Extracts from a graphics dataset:
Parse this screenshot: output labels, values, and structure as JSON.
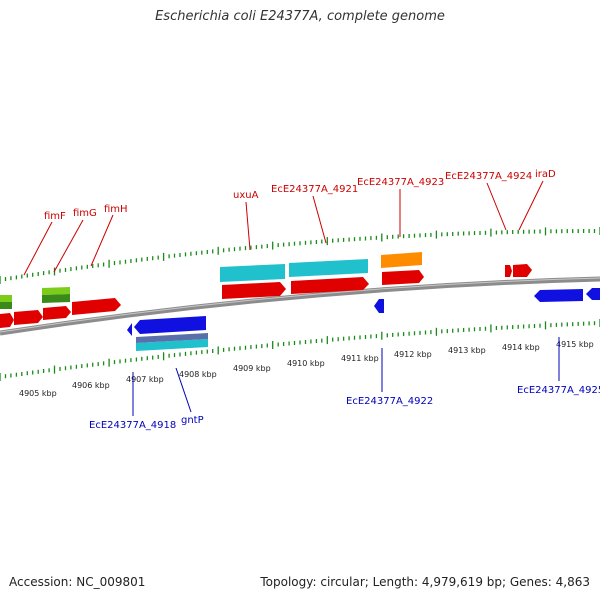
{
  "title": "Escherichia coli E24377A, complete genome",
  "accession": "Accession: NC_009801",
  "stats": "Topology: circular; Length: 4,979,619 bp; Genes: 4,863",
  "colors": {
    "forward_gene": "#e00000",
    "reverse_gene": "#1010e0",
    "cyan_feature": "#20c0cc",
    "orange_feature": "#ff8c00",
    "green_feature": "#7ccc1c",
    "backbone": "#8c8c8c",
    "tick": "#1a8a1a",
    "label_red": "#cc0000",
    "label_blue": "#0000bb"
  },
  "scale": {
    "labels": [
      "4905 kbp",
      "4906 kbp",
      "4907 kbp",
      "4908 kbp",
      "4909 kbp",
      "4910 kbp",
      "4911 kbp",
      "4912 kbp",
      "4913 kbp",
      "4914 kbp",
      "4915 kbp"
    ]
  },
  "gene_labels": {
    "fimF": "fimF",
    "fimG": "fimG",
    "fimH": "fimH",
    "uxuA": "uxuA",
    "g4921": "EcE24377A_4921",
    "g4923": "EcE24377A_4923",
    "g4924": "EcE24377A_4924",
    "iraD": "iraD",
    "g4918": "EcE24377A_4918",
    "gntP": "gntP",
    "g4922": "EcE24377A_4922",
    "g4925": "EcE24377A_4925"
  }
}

TASK GOAL:
Please repeat the entries exactly. Do not include the pictures.

EXERCISE RESULT:
Parse this screenshot: output labels, values, and structure as JSON.
{
  "title": "Escherichia coli E24377A, complete genome",
  "accession": "Accession: NC_009801",
  "stats": "Topology: circular; Length: 4,979,619 bp; Genes: 4,863",
  "colors": {
    "forward_gene": "#e00000",
    "reverse_gene": "#1010e0",
    "cyan_feature": "#20c0cc",
    "orange_feature": "#ff8c00",
    "green_feature": "#7ccc1c",
    "backbone": "#8c8c8c",
    "tick": "#1a8a1a",
    "label_red": "#cc0000",
    "label_blue": "#0000bb"
  },
  "scale": {
    "labels": [
      "4905 kbp",
      "4906 kbp",
      "4907 kbp",
      "4908 kbp",
      "4909 kbp",
      "4910 kbp",
      "4911 kbp",
      "4912 kbp",
      "4913 kbp",
      "4914 kbp",
      "4915 kbp"
    ]
  },
  "gene_labels": {
    "fimF": "fimF",
    "fimG": "fimG",
    "fimH": "fimH",
    "uxuA": "uxuA",
    "g4921": "EcE24377A_4921",
    "g4923": "EcE24377A_4923",
    "g4924": "EcE24377A_4924",
    "iraD": "iraD",
    "g4918": "EcE24377A_4918",
    "gntP": "gntP",
    "g4922": "EcE24377A_4922",
    "g4925": "EcE24377A_4925"
  }
}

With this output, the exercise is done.